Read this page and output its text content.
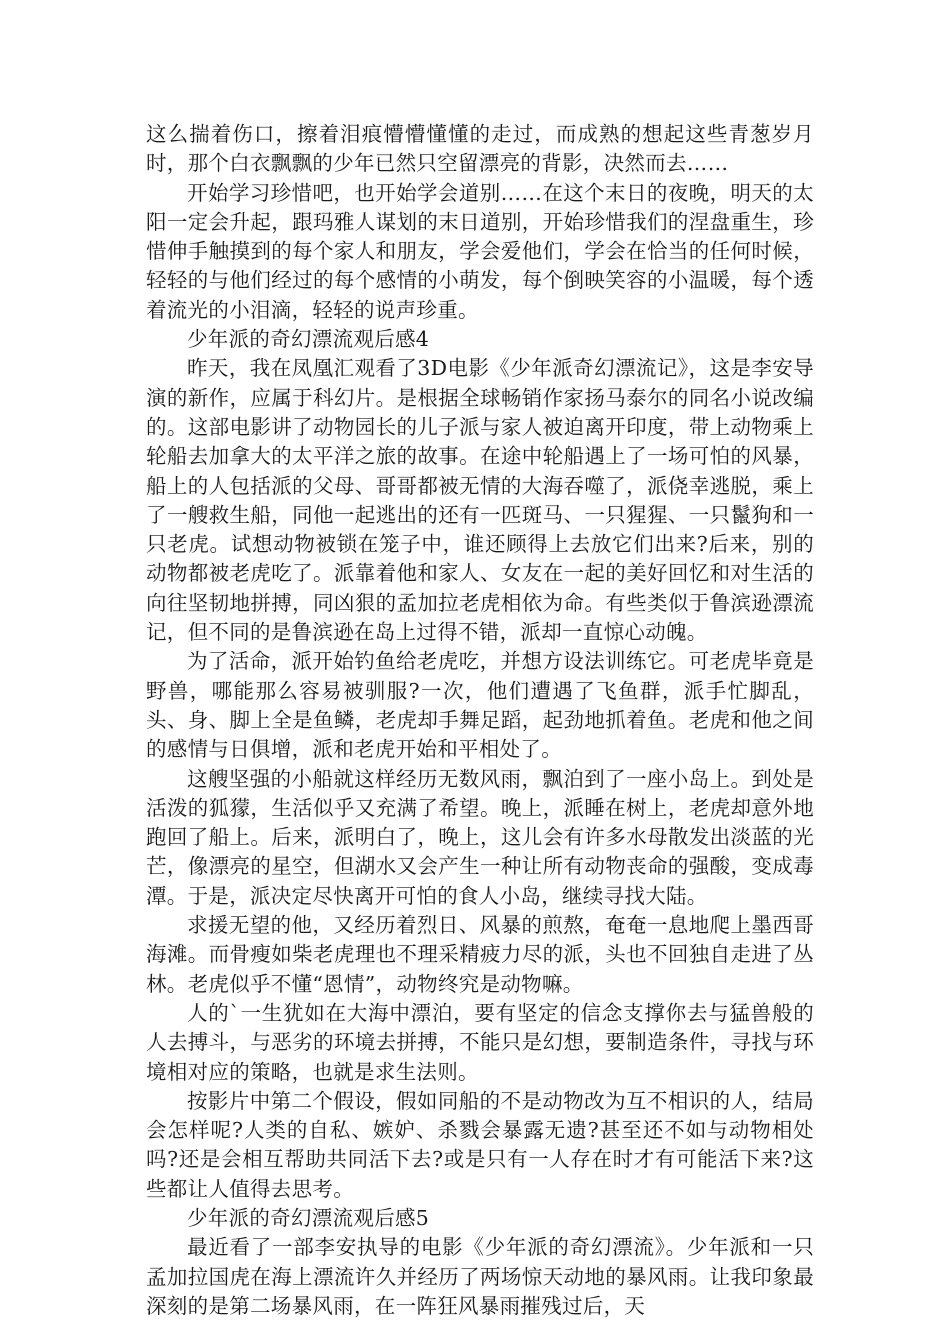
这么揣着伤口，擦着泪痕懵懵懂懂的走过，而成熟的想起这些青葱岁月时，那个白衣飘飘的少年已然只空留漂亮的背影，决然而去……

开始学习珍惜吧，也开始学会道别……在这个末日的夜晚，明天的太阳一定会升起，跟玛雅人谋划的末日道别，开始珍惜我们的涅盘重生，珍惜伸手触摸到的每个家人和朋友，学会爱他们，学会在恰当的任何时候，轻轻的与他们经过的每个感情的小萌发，每个倒映笑容的小温暖，每个透着流光的小泪滴，轻轻的说声珍重。

少年派的奇幻漂流观后感4

昨天，我在凤凰汇观看了3D电影《少年派奇幻漂流记》，这是李安导演的新作，应属于科幻片。是根据全球畅销作家扬马泰尔的同名小说改编的。这部电影讲了动物园长的儿子派与家人被迫离开印度，带上动物乘上轮船去加拿大的太平洋之旅的故事。在途中轮船遇上了一场可怕的风暴，船上的人包括派的父母、哥哥都被无情的大海吞噬了，派侥幸逃脱，乘上了一艘救生船，同他一起逃出的还有一匹斑马、一只猩猩、一只鬣狗和一只老虎。试想动物被锁在笼子中，谁还顾得上去放它们出来?后来，别的动物都被老虎吃了。派靠着他和家人、女友在一起的美好回忆和对生活的向往坚韧地拼搏，同凶狠的孟加拉老虎相依为命。有些类似于鲁滨逊漂流记，但不同的是鲁滨逊在岛上过得不错，派却一直惊心动魄。

为了活命，派开始钓鱼给老虎吃，并想方设法训练它。可老虎毕竟是野兽，哪能那么容易被驯服?一次，他们遭遇了飞鱼群，派手忙脚乱，头、身、脚上全是鱼鳞，老虎却手舞足蹈，起劲地抓着鱼。老虎和他之间的感情与日俱增，派和老虎开始和平相处了。

这艘坚强的小船就这样经历无数风雨，飘泊到了一座小岛上。到处是活泼的狐獴，生活似乎又充满了希望。晚上，派睡在树上，老虎却意外地跑回了船上。后来，派明白了，晚上，这儿会有许多水母散发出淡蓝的光芒，像漂亮的星空，但湖水又会产生一种让所有动物丧命的强酸，变成毒潭。于是，派决定尽快离开可怕的食人小岛，继续寻找大陆。

求援无望的他，又经历着烈日、风暴的煎熬，奄奄一息地爬上墨西哥海滩。而骨瘦如柴老虎理也不理采精疲力尽的派，头也不回独自走进了丛林。老虎似乎不懂“恩情”，动物终究是动物嘛。

人的`一生犹如在大海中漂泊，要有坚定的信念支撑你去与猛兽般的人去搏斗，与恶劣的环境去拼搏，不能只是幻想，要制造条件，寻找与环境相对应的策略，也就是求生法则。

按影片中第二个假设，假如同船的不是动物改为互不相识的人，结局会怎样呢?人类的自私、嫉妒、杀戮会暴露无遗?甚至还不如与动物相处吗?还是会相互帮助共同活下去?或是只有一人存在时才有可能活下来?这些都让人值得去思考。

少年派的奇幻漂流观后感5

最近看了一部李安执导的电影《少年派的奇幻漂流》。少年派和一只孟加拉国虎在海上漂流许久并经历了两场惊天动地的暴风雨。让我印象最深刻的是第二场暴风雨，在一阵狂风暴雨摧残过后，天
- - -
__Problem details__
Reproduce all of the data exactly, omitting each picture it holds.

__Written solution__
Read this page and output its text content.
这么揣着伤口，擦着泪痕懵懵懂懂的走过，而成熟的想起这些青葱岁月时，那个白衣飘飘的少年已然只空留漂亮的背影，决然而去……

开始学习珍惜吧，也开始学会道别……在这个末日的夜晚，明天的太阳一定会升起，跟玛雅人谋划的末日道别，开始珍惜我们的涅盘重生，珍惜伸手触摸到的每个家人和朋友，学会爱他们，学会在恰当的任何时候，轻轻的与他们经过的每个感情的小萌发，每个倒映笑容的小温暖，每个透着流光的小泪滴，轻轻的说声珍重。

少年派的奇幻漂流观后感4

昨天，我在凤凰汇观看了3D电影《少年派奇幻漂流记》，这是李安导演的新作，应属于科幻片。是根据全球畅销作家扬马泰尔的同名小说改编的。这部电影讲了动物园长的儿子派与家人被迫离开印度，带上动物乘上轮船去加拿大的太平洋之旅的故事。在途中轮船遇上了一场可怕的风暴，船上的人包括派的父母、哥哥都被无情的大海吞噬了，派侥幸逃脱，乘上了一艘救生船，同他一起逃出的还有一匹斑马、一只猩猩、一只鬣狗和一只老虎。试想动物被锁在笼子中，谁还顾得上去放它们出来?后来，别的动物都被老虎吃了。派靠着他和家人、女友在一起的美好回忆和对生活的向往坚韧地拼搏，同凶狠的孟加拉老虎相依为命。有些类似于鲁滨逊漂流记，但不同的是鲁滨逊在岛上过得不错，派却一直惊心动魄。

为了活命，派开始钓鱼给老虎吃，并想方设法训练它。可老虎毕竟是野兽，哪能那么容易被驯服?一次，他们遭遇了飞鱼群，派手忙脚乱，头、身、脚上全是鱼鳞，老虎却手舞足蹈，起劲地抓着鱼。老虎和他之间的感情与日俱增，派和老虎开始和平相处了。

这艘坚强的小船就这样经历无数风雨，飘泊到了一座小岛上。到处是活泼的狐獴，生活似乎又充满了希望。晚上，派睡在树上，老虎却意外地跑回了船上。后来，派明白了，晚上，这儿会有许多水母散发出淡蓝的光芒，像漂亮的星空，但湖水又会产生一种让所有动物丧命的强酸，变成毒潭。于是，派决定尽快离开可怕的食人小岛，继续寻找大陆。

求援无望的他，又经历着烈日、风暴的煎熬，奄奄一息地爬上墨西哥海滩。而骨瘦如柴老虎理也不理采精疲力尽的派，头也不回独自走进了丛林。老虎似乎不懂“恩情”，动物终究是动物嘛。

人的`一生犹如在大海中漂泊，要有坚定的信念支撑你去与猛兽般的人去搏斗，与恶劣的环境去拼搏，不能只是幻想，要制造条件，寻找与环境相对应的策略，也就是求生法则。

按影片中第二个假设，假如同船的不是动物改为互不相识的人，结局会怎样呢?人类的自私、嫉妒、杀戮会暴露无遗?甚至还不如与动物相处吗?还是会相互帮助共同活下去?或是只有一人存在时才有可能活下来?这些都让人值得去思考。

少年派的奇幻漂流观后感5

最近看了一部李安执导的电影《少年派的奇幻漂流》。少年派和一只孟加拉国虎在海上漂流许久并经历了两场惊天动地的暴风雨。让我印象最深刻的是第二场暴风雨，在一阵狂风暴雨摧残过后，天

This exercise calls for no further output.